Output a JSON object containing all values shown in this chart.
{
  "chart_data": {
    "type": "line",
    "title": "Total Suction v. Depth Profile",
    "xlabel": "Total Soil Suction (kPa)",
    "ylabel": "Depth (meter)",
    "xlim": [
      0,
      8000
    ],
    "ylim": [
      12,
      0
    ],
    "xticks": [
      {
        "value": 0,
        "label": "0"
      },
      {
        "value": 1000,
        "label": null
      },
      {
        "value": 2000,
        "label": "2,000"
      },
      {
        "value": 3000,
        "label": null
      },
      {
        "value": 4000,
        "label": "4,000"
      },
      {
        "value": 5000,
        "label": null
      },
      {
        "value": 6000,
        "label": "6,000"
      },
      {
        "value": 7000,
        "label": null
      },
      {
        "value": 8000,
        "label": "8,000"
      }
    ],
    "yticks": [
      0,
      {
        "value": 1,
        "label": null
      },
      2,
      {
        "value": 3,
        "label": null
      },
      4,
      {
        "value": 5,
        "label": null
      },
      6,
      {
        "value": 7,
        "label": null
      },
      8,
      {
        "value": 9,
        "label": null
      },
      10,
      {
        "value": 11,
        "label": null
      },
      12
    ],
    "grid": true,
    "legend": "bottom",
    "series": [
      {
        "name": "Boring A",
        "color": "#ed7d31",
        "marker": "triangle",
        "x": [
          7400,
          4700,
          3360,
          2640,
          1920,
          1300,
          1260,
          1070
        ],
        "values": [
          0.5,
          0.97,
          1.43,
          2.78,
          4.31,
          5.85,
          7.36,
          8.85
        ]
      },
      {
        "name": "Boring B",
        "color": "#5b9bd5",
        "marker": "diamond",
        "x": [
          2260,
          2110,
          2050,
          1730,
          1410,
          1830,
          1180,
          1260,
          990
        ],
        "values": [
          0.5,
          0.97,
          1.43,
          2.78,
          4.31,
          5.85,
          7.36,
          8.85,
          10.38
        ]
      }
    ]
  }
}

○ ○ ○ ○

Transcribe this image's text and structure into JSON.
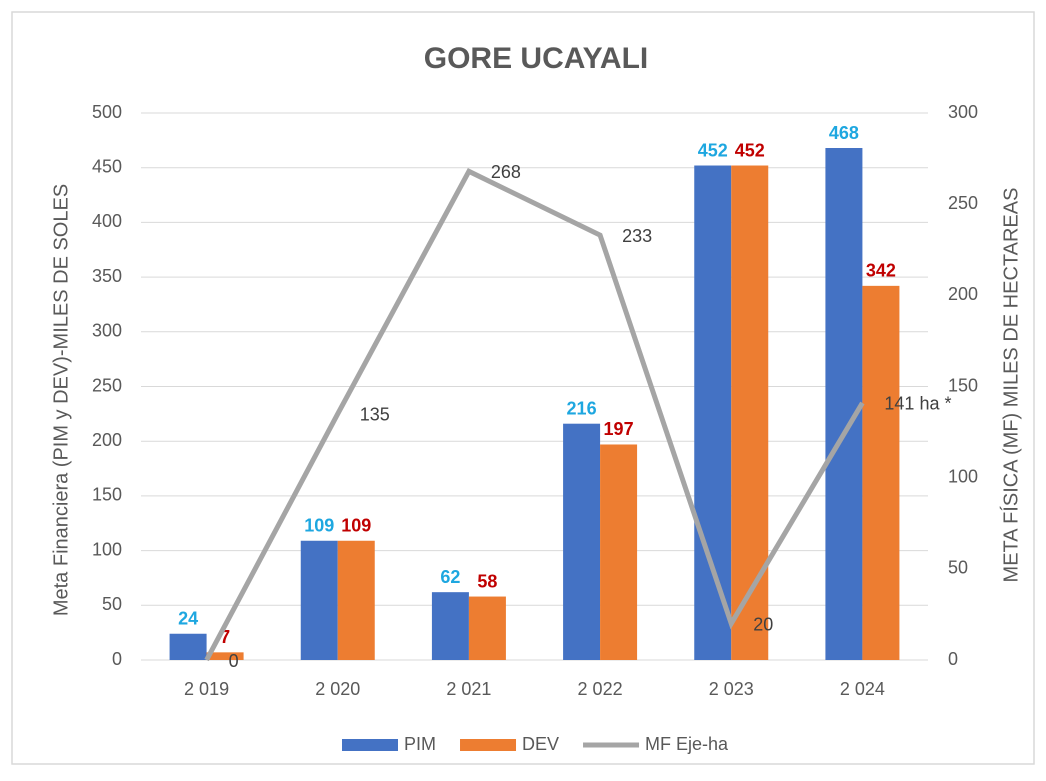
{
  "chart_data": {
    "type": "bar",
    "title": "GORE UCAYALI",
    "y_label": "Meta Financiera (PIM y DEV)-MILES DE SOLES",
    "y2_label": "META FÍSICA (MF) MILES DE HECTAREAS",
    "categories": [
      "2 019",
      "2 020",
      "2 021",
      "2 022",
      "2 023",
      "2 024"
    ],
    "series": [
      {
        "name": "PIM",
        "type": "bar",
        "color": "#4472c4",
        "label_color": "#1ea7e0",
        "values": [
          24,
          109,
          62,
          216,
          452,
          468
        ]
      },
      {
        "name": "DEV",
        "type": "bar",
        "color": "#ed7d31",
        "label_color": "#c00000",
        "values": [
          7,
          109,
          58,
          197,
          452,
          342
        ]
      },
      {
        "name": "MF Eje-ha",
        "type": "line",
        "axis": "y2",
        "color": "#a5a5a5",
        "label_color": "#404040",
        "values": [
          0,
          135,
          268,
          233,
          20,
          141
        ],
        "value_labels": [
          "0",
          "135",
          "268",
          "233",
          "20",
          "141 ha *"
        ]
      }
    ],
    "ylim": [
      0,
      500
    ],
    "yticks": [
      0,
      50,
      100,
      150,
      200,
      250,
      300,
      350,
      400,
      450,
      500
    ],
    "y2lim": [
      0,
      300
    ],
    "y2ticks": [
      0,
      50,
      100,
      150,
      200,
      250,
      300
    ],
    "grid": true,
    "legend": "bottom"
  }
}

○ ○ ○ ○

Determine how many lines include the word "title" and report that number by itself.

Result for this exercise:
2